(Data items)
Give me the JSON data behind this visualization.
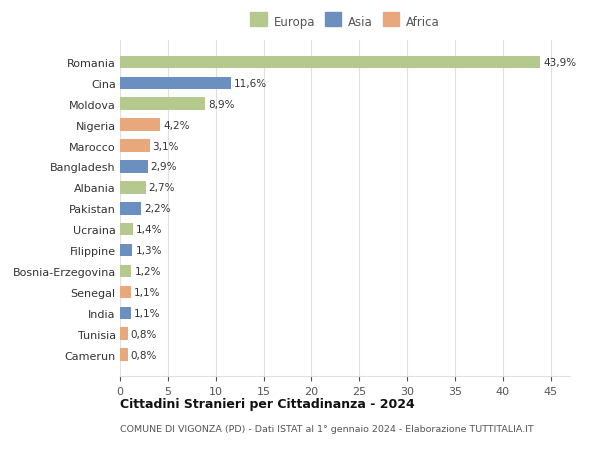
{
  "countries": [
    "Romania",
    "Cina",
    "Moldova",
    "Nigeria",
    "Marocco",
    "Bangladesh",
    "Albania",
    "Pakistan",
    "Ucraina",
    "Filippine",
    "Bosnia-Erzegovina",
    "Senegal",
    "India",
    "Tunisia",
    "Camerun"
  ],
  "values": [
    43.9,
    11.6,
    8.9,
    4.2,
    3.1,
    2.9,
    2.7,
    2.2,
    1.4,
    1.3,
    1.2,
    1.1,
    1.1,
    0.8,
    0.8
  ],
  "labels": [
    "43,9%",
    "11,6%",
    "8,9%",
    "4,2%",
    "3,1%",
    "2,9%",
    "2,7%",
    "2,2%",
    "1,4%",
    "1,3%",
    "1,2%",
    "1,1%",
    "1,1%",
    "0,8%",
    "0,8%"
  ],
  "continents": [
    "Europa",
    "Asia",
    "Europa",
    "Africa",
    "Africa",
    "Asia",
    "Europa",
    "Asia",
    "Europa",
    "Asia",
    "Europa",
    "Africa",
    "Asia",
    "Africa",
    "Africa"
  ],
  "colors": {
    "Europa": "#b5c98e",
    "Asia": "#6b8fbf",
    "Africa": "#e8a87c"
  },
  "title": "Cittadini Stranieri per Cittadinanza - 2024",
  "subtitle": "COMUNE DI VIGONZA (PD) - Dati ISTAT al 1° gennaio 2024 - Elaborazione TUTTITALIA.IT",
  "xlim": [
    0,
    47
  ],
  "xticks": [
    0,
    5,
    10,
    15,
    20,
    25,
    30,
    35,
    40,
    45
  ],
  "background_color": "#ffffff",
  "grid_color": "#e0e0e0"
}
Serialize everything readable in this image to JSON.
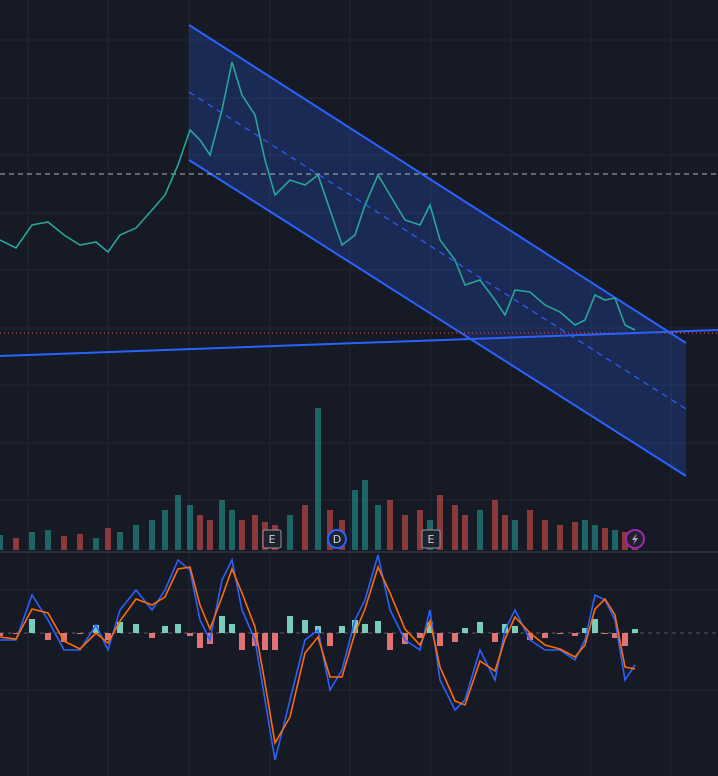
{
  "chart_data": [
    {
      "type": "line",
      "color": "#26a69a",
      "x": [
        0,
        16,
        32,
        48,
        64,
        80,
        96,
        108,
        120,
        136,
        152,
        165,
        178,
        190,
        200,
        210,
        222,
        232,
        242,
        255,
        265,
        275,
        290,
        305,
        318,
        330,
        342,
        355,
        365,
        378,
        390,
        405,
        420,
        430,
        440,
        455,
        465,
        480,
        495,
        505,
        515,
        530,
        545,
        560,
        575,
        585,
        595,
        605,
        615,
        625,
        635
      ],
      "values": [
        62,
        60.4,
        65,
        65.6,
        63,
        61,
        61.6,
        59.6,
        63,
        64.4,
        68,
        71,
        77,
        84,
        82,
        79,
        88,
        97.6,
        91,
        87,
        78,
        71,
        74,
        73,
        75,
        68,
        61,
        63,
        69,
        75,
        71,
        66,
        65,
        69,
        62,
        58,
        53,
        54,
        50,
        47,
        52,
        51.6,
        49,
        47.6,
        45,
        46,
        51,
        50,
        50.4,
        45,
        44
      ],
      "xlim": [
        0,
        718
      ],
      "ylim": [
        0,
        110
      ]
    },
    {
      "type": "bar",
      "up_color": "#26a69a",
      "down_color": "#ef5350",
      "x": [
        0,
        16,
        32,
        48,
        64,
        80,
        96,
        108,
        120,
        136,
        152,
        165,
        178,
        190,
        200,
        210,
        222,
        232,
        242,
        255,
        265,
        275,
        290,
        305,
        318,
        330,
        342,
        355,
        365,
        378,
        390,
        405,
        420,
        430,
        440,
        455,
        465,
        480,
        495,
        505,
        515,
        530,
        545,
        560,
        575,
        585,
        595,
        605,
        615,
        625,
        635
      ],
      "values": [
        15,
        12,
        18,
        20,
        14,
        16,
        12,
        22,
        18,
        25,
        30,
        40,
        55,
        45,
        35,
        30,
        50,
        40,
        30,
        35,
        28,
        25,
        35,
        45,
        142,
        40,
        30,
        60,
        70,
        45,
        50,
        35,
        40,
        30,
        55,
        45,
        35,
        40,
        50,
        35,
        30,
        40,
        30,
        25,
        28,
        30,
        25,
        22,
        20,
        18,
        15
      ],
      "xlim": [
        0,
        718
      ],
      "ylim": [
        0,
        150
      ]
    },
    {
      "type": "line",
      "x": [
        0,
        16,
        32,
        48,
        64,
        80,
        96,
        108,
        120,
        136,
        152,
        165,
        178,
        190,
        200,
        210,
        222,
        232,
        242,
        255,
        265,
        275,
        290,
        305,
        318,
        330,
        342,
        355,
        365,
        378,
        390,
        405,
        420,
        430,
        440,
        455,
        465,
        480,
        495,
        505,
        515,
        530,
        545,
        560,
        575,
        585,
        595,
        605,
        615,
        625,
        635
      ],
      "series": [
        {
          "color": "#2962ff",
          "values": [
            -3.5,
            -3.5,
            19,
            6.5,
            -8.5,
            -8.5,
            4,
            -8.5,
            11.5,
            21.5,
            11.5,
            21.5,
            36.5,
            31.5,
            6.5,
            -3.5,
            26.5,
            36.5,
            11.5,
            -3.5,
            -33.5,
            -63.5,
            -33.5,
            -3.5,
            1.5,
            -28.5,
            -18.5,
            6.5,
            16.5,
            39,
            11.5,
            -3.5,
            -8.5,
            11.5,
            -23.5,
            -38.5,
            -33.5,
            -8.5,
            -23.5,
            1.5,
            11.5,
            -3.5,
            -8.5,
            -8.5,
            -13.5,
            -3.5,
            19,
            16.5,
            6.5,
            -23.5,
            -16
          ]
        },
        {
          "color": "#ff6d00",
          "values": [
            -2,
            -3,
            12,
            10,
            -4,
            -8,
            0,
            -5,
            6,
            17,
            14,
            18,
            32,
            33,
            14,
            2,
            18,
            32,
            20,
            3,
            -25,
            -55,
            -42,
            -10,
            -2,
            -22,
            -22,
            0,
            12,
            33,
            20,
            2,
            -6,
            6,
            -17,
            -34,
            -36,
            -14,
            -19,
            -3,
            8,
            0,
            -6,
            -8,
            -12,
            -6,
            12,
            17,
            9,
            -17,
            -18
          ]
        }
      ],
      "xlim": [
        0,
        718
      ],
      "ylim": [
        -71.5,
        40
      ]
    },
    {
      "type": "bar",
      "up_color": "#84e1cc",
      "down_color": "#f77c80",
      "x": [
        0,
        16,
        32,
        48,
        64,
        80,
        96,
        108,
        120,
        136,
        152,
        165,
        178,
        190,
        200,
        210,
        222,
        232,
        242,
        255,
        265,
        275,
        290,
        305,
        318,
        330,
        342,
        355,
        365,
        378,
        390,
        405,
        420,
        430,
        440,
        455,
        465,
        480,
        495,
        505,
        515,
        530,
        545,
        560,
        575,
        585,
        595,
        605,
        615,
        625,
        635
      ],
      "values": [
        -1.5,
        -0.5,
        7,
        -3.5,
        -4.5,
        -0.5,
        4,
        -3.5,
        5.5,
        4.5,
        -2.5,
        3.5,
        4.5,
        -1.5,
        -7.5,
        -5.5,
        8.5,
        4.5,
        -8.5,
        -6.5,
        -8.5,
        -8.5,
        8.5,
        6.5,
        3.5,
        -6.5,
        3.5,
        6.5,
        4.5,
        6,
        -8.5,
        -5.5,
        -2.5,
        5.5,
        -6.5,
        -4.5,
        2.5,
        5.5,
        -4.5,
        4.5,
        3.5,
        -3.5,
        -2.5,
        -0.5,
        -1.5,
        2.5,
        7,
        -0.5,
        -2.5,
        -6.5,
        2
      ],
      "xlim": [
        0,
        718
      ],
      "ylim": [
        -71.5,
        40
      ]
    }
  ],
  "markers": [
    "E",
    "D",
    "E"
  ]
}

Required task — List the lines of the records where "this" occurs.

Task solution —
Give me the JSON data behind this visualization.
Serialize everything readable in this image to JSON.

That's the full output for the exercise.